EXERCISE DESCRIPTION ▸
State how many lines include "一般现在时", giving the number by itself.

STORED ROWS ▸
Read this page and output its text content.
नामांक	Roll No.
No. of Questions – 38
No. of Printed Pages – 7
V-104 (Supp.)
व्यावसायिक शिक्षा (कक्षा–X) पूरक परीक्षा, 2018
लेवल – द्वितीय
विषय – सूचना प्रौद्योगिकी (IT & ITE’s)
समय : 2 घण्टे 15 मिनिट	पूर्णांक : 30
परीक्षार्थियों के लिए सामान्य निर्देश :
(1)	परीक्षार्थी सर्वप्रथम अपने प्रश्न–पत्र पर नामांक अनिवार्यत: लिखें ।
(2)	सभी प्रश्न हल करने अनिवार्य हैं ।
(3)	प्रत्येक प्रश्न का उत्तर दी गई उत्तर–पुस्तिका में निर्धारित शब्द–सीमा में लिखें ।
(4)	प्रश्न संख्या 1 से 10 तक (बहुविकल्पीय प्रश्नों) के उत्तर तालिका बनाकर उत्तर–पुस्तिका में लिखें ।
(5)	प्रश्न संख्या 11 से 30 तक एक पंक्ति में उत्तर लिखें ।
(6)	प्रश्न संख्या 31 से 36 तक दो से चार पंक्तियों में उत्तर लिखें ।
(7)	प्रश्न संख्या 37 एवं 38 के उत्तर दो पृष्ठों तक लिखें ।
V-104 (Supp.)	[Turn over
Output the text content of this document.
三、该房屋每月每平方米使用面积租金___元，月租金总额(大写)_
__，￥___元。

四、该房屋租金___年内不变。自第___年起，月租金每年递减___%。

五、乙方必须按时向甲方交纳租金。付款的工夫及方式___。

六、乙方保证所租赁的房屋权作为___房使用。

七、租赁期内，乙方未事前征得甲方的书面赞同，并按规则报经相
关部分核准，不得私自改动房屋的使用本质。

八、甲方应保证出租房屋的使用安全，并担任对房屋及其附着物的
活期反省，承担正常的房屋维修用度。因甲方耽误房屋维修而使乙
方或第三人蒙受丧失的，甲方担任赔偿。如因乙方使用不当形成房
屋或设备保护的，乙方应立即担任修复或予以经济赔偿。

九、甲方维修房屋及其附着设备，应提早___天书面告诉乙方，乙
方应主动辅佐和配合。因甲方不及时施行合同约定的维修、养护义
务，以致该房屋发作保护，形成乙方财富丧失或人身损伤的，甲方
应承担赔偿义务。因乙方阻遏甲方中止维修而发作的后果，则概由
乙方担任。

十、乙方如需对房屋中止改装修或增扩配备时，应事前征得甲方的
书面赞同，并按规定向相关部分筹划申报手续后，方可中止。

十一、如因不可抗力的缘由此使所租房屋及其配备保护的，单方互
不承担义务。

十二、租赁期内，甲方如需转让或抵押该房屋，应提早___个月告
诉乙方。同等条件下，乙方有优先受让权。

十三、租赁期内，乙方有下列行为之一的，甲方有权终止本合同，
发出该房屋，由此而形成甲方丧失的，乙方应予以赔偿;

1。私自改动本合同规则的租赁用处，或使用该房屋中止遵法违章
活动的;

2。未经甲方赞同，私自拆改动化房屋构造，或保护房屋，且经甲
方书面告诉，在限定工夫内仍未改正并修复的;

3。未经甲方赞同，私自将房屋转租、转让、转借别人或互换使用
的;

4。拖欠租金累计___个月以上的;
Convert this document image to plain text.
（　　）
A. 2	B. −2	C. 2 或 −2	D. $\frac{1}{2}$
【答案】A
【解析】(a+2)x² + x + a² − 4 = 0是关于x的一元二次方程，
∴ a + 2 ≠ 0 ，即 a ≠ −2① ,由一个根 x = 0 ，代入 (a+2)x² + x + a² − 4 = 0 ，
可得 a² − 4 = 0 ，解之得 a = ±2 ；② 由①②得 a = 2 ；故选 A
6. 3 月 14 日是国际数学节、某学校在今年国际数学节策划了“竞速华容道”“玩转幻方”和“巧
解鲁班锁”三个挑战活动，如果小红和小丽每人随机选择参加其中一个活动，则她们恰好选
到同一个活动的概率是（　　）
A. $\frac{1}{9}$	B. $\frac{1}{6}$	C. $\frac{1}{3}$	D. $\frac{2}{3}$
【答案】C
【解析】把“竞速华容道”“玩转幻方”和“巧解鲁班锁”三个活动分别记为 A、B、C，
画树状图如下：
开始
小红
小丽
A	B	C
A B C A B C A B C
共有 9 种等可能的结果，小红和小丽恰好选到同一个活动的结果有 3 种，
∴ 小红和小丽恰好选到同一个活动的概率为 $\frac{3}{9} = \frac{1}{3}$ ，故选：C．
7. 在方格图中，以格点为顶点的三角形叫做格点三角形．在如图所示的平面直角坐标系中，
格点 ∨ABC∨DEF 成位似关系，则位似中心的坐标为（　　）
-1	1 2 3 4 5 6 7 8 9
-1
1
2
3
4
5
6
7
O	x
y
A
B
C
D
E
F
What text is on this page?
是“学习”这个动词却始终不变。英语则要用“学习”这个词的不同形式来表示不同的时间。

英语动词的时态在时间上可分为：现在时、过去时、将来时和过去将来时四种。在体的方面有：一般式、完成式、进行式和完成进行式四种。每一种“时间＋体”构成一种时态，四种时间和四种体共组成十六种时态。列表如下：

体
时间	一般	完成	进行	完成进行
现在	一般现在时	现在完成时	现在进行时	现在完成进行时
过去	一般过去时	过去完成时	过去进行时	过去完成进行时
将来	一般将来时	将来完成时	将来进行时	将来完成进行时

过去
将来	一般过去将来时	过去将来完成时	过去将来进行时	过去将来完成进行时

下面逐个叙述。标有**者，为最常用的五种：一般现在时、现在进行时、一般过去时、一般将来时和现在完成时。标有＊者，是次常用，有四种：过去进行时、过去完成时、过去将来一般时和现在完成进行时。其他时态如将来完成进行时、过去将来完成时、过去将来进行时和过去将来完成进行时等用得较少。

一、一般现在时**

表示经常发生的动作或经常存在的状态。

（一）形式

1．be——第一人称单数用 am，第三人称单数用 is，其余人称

RESPONSE FOR THIS EXERCISE ▸
3